• [AIM]:
Copy the rows from the first one through the line containing "candle-body-down [477, 253, 487, 288]", inclusive, replacing "price-tick-label" with "y-axis-label" and leaving everything else unchanged.

:: DATA FOR THIS TASK

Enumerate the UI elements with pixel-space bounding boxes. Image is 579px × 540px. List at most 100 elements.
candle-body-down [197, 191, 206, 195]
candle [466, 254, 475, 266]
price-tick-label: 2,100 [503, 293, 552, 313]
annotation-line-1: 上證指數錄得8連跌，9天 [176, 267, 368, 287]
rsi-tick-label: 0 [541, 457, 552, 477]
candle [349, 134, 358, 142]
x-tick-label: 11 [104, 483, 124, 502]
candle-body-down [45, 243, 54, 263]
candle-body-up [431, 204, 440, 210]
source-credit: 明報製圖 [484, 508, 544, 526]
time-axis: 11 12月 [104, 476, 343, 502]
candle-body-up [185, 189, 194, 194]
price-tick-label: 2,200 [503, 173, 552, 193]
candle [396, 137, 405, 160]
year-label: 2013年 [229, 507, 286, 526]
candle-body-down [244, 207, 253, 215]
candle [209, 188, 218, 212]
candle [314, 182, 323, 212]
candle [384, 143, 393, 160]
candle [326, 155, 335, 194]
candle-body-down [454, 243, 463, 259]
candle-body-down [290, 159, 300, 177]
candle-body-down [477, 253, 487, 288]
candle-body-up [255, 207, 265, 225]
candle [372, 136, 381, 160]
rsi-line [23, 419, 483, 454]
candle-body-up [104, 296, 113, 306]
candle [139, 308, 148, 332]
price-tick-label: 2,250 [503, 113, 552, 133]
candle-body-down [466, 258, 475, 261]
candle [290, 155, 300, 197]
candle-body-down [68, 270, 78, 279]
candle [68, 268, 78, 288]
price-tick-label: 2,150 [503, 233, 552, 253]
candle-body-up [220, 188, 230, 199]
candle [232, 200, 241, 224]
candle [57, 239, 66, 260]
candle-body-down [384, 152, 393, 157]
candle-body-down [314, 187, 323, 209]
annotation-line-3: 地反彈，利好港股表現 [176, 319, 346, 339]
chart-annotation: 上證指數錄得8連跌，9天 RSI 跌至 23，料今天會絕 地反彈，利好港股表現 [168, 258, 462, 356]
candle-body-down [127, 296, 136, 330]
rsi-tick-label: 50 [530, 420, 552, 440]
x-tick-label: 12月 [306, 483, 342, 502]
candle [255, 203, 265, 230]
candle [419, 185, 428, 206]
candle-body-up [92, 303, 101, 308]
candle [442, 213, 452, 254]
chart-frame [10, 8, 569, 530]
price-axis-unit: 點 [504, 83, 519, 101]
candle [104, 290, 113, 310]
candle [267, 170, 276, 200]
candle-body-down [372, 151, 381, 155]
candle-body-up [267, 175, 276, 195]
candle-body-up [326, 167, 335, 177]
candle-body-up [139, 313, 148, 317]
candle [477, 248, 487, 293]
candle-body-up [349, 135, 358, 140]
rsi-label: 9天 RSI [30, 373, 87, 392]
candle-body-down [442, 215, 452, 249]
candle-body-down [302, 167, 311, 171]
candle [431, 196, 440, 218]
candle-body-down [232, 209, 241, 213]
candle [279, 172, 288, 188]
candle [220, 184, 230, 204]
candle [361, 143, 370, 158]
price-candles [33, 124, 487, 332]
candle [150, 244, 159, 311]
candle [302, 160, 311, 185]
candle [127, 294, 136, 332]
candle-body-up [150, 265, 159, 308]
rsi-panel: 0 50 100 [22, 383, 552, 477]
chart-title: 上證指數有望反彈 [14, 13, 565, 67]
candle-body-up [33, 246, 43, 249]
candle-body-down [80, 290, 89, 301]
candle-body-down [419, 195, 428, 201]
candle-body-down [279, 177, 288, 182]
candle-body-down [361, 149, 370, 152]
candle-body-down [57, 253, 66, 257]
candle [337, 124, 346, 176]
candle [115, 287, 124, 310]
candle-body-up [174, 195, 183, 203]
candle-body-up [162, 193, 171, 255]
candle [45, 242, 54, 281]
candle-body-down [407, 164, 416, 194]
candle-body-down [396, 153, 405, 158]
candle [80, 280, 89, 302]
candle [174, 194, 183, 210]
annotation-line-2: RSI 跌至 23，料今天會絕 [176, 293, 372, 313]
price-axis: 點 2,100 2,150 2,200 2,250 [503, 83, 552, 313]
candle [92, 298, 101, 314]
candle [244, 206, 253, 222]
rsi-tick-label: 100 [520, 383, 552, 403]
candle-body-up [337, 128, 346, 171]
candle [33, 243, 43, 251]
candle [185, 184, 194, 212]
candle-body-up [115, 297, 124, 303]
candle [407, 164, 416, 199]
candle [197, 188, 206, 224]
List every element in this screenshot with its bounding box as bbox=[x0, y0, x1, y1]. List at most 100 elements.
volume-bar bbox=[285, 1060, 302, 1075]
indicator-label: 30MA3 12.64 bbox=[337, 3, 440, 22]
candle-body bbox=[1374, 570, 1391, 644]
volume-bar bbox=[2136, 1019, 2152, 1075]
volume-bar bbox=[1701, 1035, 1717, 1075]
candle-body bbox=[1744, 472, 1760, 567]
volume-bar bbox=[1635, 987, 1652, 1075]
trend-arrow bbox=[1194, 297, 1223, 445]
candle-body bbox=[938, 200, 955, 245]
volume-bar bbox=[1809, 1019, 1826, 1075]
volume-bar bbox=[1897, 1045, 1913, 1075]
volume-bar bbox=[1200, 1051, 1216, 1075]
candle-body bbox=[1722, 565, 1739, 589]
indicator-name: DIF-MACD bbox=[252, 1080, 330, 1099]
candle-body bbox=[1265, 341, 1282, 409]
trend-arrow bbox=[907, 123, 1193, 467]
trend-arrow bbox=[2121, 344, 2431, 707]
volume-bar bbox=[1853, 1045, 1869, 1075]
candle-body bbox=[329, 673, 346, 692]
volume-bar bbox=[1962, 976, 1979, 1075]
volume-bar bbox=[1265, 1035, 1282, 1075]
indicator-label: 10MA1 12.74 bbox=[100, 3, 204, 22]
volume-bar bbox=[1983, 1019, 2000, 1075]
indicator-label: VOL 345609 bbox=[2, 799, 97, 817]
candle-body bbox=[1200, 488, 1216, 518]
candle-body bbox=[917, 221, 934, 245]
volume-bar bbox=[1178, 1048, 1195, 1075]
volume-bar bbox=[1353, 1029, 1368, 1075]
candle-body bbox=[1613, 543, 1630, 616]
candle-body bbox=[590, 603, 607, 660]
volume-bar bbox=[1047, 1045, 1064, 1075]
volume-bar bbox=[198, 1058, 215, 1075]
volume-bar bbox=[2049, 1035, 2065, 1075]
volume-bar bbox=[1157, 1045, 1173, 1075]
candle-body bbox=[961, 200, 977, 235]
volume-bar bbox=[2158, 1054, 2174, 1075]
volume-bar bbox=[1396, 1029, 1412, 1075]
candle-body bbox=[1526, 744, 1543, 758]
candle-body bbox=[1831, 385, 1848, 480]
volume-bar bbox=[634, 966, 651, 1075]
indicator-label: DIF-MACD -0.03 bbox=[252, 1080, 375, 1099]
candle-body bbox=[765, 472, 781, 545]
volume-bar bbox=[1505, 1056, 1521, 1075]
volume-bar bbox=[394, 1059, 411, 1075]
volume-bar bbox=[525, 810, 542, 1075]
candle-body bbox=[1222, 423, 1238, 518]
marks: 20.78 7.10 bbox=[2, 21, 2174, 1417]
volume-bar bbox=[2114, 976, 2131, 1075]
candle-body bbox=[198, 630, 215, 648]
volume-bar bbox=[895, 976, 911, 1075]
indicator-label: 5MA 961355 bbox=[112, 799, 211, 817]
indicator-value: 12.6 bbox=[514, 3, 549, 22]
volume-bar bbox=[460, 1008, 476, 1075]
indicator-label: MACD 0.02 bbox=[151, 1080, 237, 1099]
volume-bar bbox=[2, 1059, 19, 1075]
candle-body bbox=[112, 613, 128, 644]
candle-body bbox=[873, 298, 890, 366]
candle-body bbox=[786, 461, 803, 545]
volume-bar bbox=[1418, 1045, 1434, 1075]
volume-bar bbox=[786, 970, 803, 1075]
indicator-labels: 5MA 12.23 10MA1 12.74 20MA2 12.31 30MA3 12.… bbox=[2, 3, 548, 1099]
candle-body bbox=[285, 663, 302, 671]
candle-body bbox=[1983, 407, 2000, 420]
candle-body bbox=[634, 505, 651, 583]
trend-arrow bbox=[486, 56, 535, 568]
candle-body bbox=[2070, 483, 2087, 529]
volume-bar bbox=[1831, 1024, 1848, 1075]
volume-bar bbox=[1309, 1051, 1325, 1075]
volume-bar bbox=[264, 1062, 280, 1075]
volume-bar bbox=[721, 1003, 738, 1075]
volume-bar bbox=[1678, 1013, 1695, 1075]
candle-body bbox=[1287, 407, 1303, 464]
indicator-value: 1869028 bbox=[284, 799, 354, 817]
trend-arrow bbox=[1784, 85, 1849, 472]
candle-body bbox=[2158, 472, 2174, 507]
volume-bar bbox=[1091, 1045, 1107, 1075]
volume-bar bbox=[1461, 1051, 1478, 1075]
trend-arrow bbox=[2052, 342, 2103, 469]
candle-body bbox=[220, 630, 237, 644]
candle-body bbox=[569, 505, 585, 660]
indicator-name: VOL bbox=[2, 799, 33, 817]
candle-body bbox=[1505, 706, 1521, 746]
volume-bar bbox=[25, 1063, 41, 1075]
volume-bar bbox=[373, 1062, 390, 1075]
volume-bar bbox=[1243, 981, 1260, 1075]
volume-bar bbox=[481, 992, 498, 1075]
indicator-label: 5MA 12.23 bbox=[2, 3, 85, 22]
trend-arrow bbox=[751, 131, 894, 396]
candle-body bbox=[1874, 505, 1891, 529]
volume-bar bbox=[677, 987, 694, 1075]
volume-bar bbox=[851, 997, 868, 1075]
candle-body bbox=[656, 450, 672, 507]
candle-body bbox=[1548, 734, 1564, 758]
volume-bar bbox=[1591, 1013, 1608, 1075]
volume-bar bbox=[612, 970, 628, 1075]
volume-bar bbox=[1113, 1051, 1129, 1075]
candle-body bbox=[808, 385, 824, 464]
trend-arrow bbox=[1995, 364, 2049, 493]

::::

• [SOLUTION FOR THIS EXERCISE]:
Enumerate the UI elements with pixel-space bounding boxes. Image is 579px × 540px. List at most 100 elements.
candle-body-down [197, 191, 206, 195]
candle [466, 254, 475, 266]
y-axis-label: 2,100 [503, 293, 552, 313]
annotation-line-1: 上證指數錄得8連跌，9天 [176, 267, 368, 287]
rsi-tick-label: 0 [541, 457, 552, 477]
candle [349, 134, 358, 142]
x-tick-label: 11 [104, 483, 124, 502]
candle-body-down [45, 243, 54, 263]
candle-body-up [431, 204, 440, 210]
source-credit: 明報製圖 [484, 508, 544, 526]
time-axis: 11 12月 [104, 476, 343, 502]
candle-body-up [185, 189, 194, 194]
y-axis-label: 2,200 [503, 173, 552, 193]
candle [396, 137, 405, 160]
year-label: 2013年 [229, 507, 286, 526]
candle-body-down [244, 207, 253, 215]
candle [209, 188, 218, 212]
candle [314, 182, 323, 212]
candle [384, 143, 393, 160]
candle [326, 155, 335, 194]
candle-body-down [454, 243, 463, 259]
candle-body-down [290, 159, 300, 177]
candle-body-down [477, 253, 487, 288]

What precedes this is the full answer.